> **Task requirements**:
Without the pictures, reproduce the records that follow exactly.

(Figure contents as structured data)
⁂
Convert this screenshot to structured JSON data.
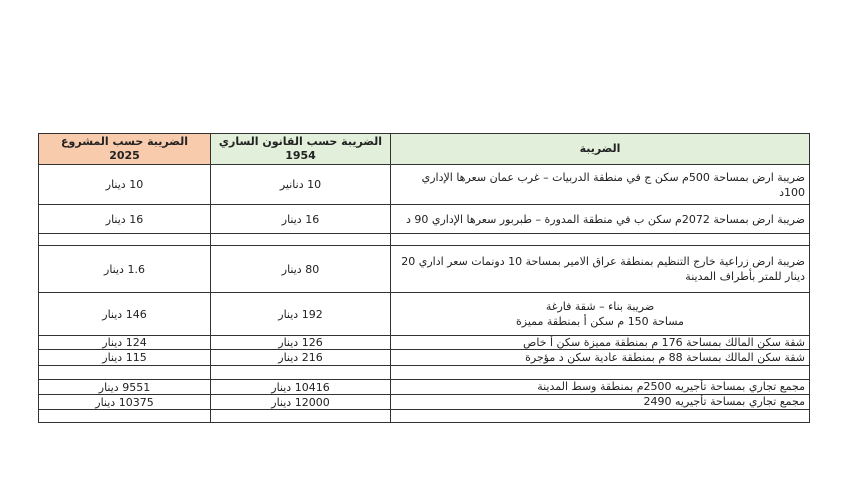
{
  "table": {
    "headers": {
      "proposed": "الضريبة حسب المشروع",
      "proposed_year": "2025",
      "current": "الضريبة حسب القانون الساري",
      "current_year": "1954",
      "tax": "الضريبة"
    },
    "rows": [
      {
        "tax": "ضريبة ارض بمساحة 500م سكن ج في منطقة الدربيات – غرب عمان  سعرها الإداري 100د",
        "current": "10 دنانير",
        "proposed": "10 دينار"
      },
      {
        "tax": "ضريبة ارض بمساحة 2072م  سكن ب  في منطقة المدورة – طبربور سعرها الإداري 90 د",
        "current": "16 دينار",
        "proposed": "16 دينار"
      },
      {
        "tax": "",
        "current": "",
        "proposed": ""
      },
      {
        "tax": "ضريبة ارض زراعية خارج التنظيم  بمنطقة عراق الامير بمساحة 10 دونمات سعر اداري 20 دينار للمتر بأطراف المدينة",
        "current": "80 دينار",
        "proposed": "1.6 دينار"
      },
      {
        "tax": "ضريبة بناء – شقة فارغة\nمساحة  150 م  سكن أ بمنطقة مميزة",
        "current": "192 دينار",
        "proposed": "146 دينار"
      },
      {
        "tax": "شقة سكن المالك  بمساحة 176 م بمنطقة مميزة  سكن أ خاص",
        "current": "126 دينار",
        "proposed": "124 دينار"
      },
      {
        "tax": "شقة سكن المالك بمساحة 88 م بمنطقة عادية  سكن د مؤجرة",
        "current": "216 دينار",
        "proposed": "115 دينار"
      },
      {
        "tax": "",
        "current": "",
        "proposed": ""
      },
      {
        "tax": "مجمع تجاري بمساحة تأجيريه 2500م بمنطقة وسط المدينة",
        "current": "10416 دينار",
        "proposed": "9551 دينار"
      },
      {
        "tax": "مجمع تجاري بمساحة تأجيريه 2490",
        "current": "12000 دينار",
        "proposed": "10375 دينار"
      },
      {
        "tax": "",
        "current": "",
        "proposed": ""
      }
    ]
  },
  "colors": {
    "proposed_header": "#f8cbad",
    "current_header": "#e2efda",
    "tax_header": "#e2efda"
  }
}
⁂
> **Exercise answer**:
Convert this screenshot to structured JSON data.
{
  "table": {
    "headers": {
      "proposed": "الضريبة حسب المشروع",
      "proposed_year": "2025",
      "current": "الضريبة حسب القانون الساري",
      "current_year": "1954",
      "tax": "الضريبة"
    },
    "rows": [
      {
        "tax": "ضريبة ارض بمساحة 500م سكن ج في منطقة الدربيات – غرب عمان  سعرها الإداري 100د",
        "current": "10 دنانير",
        "proposed": "10 دينار"
      },
      {
        "tax": "ضريبة ارض بمساحة 2072م  سكن ب  في منطقة المدورة – طبربور سعرها الإداري 90 د",
        "current": "16 دينار",
        "proposed": "16 دينار"
      },
      {
        "tax": "",
        "current": "",
        "proposed": ""
      },
      {
        "tax": "ضريبة ارض زراعية خارج التنظيم  بمنطقة عراق الامير بمساحة 10 دونمات سعر اداري 20 دينار للمتر بأطراف المدينة",
        "current": "80 دينار",
        "proposed": "1.6 دينار"
      },
      {
        "tax": "ضريبة بناء – شقة فارغة\nمساحة  150 م  سكن أ بمنطقة مميزة",
        "current": "192 دينار",
        "proposed": "146 دينار"
      },
      {
        "tax": "شقة سكن المالك  بمساحة 176 م بمنطقة مميزة  سكن أ خاص",
        "current": "126 دينار",
        "proposed": "124 دينار"
      },
      {
        "tax": "شقة سكن المالك بمساحة 88 م بمنطقة عادية  سكن د مؤجرة",
        "current": "216 دينار",
        "proposed": "115 دينار"
      },
      {
        "tax": "",
        "current": "",
        "proposed": ""
      },
      {
        "tax": "مجمع تجاري بمساحة تأجيريه 2500م بمنطقة وسط المدينة",
        "current": "10416 دينار",
        "proposed": "9551 دينار"
      },
      {
        "tax": "مجمع تجاري بمساحة تأجيريه 2490",
        "current": "12000 دينار",
        "proposed": "10375 دينار"
      },
      {
        "tax": "",
        "current": "",
        "proposed": ""
      }
    ]
  },
  "colors": {
    "proposed_header": "#f8cbad",
    "current_header": "#e2efda",
    "tax_header": "#e2efda"
  }
}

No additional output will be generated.